Items met gelabelde kaders →
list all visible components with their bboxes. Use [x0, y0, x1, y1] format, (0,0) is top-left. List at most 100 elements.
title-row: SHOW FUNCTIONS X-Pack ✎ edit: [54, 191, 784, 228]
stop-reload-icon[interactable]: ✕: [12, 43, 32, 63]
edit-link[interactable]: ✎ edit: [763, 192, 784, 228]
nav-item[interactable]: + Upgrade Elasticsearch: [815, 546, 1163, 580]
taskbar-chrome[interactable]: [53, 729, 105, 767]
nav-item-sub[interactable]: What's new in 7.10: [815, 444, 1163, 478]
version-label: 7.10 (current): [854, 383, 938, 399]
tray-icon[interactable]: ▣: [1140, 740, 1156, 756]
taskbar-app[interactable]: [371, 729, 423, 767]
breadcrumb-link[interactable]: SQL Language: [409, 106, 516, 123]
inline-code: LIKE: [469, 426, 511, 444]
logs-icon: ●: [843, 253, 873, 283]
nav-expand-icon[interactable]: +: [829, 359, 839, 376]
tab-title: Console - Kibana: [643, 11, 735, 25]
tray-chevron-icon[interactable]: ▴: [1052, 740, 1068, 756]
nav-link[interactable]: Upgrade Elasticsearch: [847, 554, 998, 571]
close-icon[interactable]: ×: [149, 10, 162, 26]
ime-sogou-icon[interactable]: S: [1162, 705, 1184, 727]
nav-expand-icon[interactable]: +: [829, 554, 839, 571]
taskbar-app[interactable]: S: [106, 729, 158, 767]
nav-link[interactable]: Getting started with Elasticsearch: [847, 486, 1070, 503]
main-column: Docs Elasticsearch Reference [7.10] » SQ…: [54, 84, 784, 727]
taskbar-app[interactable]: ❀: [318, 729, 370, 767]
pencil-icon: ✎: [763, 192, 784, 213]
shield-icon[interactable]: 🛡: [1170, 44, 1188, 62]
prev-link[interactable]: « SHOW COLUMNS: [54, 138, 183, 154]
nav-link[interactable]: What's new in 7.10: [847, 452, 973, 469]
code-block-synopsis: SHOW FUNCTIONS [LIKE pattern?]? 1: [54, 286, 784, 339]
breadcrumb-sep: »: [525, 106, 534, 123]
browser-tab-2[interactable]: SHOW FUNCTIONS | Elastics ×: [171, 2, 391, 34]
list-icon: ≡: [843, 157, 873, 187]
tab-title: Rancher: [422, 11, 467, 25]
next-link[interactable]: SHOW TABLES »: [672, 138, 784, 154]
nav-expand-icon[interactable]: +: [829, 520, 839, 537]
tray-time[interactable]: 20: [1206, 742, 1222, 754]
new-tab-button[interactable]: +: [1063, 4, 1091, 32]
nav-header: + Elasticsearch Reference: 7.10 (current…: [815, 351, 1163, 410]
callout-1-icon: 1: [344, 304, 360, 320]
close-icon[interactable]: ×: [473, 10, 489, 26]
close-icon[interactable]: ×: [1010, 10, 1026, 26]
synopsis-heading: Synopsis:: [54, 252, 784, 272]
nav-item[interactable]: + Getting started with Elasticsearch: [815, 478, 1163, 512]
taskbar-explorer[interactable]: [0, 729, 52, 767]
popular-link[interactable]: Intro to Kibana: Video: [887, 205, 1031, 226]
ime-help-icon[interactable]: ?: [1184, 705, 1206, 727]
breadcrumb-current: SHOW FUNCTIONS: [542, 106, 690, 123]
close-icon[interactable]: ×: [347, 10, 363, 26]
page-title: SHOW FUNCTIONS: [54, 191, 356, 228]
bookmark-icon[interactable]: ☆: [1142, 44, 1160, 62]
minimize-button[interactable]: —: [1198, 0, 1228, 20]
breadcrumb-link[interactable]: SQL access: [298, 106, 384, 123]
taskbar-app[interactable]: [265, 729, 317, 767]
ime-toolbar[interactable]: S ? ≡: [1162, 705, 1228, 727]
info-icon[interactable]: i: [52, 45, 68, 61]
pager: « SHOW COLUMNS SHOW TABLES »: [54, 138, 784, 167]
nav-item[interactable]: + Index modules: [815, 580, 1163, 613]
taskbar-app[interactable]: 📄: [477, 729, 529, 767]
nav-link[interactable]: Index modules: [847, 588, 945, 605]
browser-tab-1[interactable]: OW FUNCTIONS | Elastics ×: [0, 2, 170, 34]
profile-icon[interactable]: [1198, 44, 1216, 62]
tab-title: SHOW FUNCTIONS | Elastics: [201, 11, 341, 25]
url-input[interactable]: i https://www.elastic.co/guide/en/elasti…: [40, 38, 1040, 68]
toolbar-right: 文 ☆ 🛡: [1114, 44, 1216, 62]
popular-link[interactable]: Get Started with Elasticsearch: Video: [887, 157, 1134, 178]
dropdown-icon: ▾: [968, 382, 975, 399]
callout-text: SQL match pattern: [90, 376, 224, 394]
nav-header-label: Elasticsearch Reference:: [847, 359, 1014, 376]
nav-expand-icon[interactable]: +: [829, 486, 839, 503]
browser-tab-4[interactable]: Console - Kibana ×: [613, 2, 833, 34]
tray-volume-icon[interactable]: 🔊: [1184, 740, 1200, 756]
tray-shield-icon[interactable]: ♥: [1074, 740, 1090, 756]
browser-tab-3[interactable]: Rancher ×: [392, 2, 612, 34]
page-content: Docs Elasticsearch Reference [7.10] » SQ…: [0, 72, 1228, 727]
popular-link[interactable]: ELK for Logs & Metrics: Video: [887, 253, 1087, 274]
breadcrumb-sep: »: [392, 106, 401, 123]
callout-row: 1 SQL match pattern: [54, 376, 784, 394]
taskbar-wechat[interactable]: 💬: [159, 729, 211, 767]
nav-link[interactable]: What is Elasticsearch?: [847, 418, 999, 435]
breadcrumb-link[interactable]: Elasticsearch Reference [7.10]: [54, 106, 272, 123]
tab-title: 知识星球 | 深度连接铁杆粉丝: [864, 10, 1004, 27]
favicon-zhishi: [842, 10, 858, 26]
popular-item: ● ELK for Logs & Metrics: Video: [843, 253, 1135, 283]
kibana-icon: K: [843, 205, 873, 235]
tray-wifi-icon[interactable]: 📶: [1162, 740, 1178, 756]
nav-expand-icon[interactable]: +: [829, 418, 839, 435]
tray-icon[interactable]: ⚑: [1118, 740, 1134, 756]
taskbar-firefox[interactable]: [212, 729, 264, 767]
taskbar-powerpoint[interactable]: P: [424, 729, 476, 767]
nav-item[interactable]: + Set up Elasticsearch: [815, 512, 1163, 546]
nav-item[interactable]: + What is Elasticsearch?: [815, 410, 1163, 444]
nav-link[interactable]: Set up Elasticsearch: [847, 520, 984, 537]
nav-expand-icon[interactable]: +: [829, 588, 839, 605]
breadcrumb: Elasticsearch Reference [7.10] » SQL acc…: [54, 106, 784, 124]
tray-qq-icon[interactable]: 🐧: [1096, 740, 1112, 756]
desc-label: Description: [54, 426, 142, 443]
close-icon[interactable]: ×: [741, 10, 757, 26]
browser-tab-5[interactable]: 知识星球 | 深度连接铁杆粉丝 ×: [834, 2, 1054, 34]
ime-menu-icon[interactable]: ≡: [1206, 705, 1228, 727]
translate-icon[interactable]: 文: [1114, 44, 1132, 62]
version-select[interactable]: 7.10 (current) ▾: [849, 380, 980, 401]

DOEL →
Kies uit de bovenstaande items elke regel die de tekenreeks "current" bevat en neem die regels letterlijk over. Hoofdletters en kleine letters tellen mee.

UITVOER →
version-label: 7.10 (current): [854, 383, 938, 399]
nav-header: + Elasticsearch Reference: 7.10 (current…: [815, 351, 1163, 410]
breadcrumb-current: SHOW FUNCTIONS: [542, 106, 690, 123]
version-select[interactable]: 7.10 (current) ▾: [849, 380, 980, 401]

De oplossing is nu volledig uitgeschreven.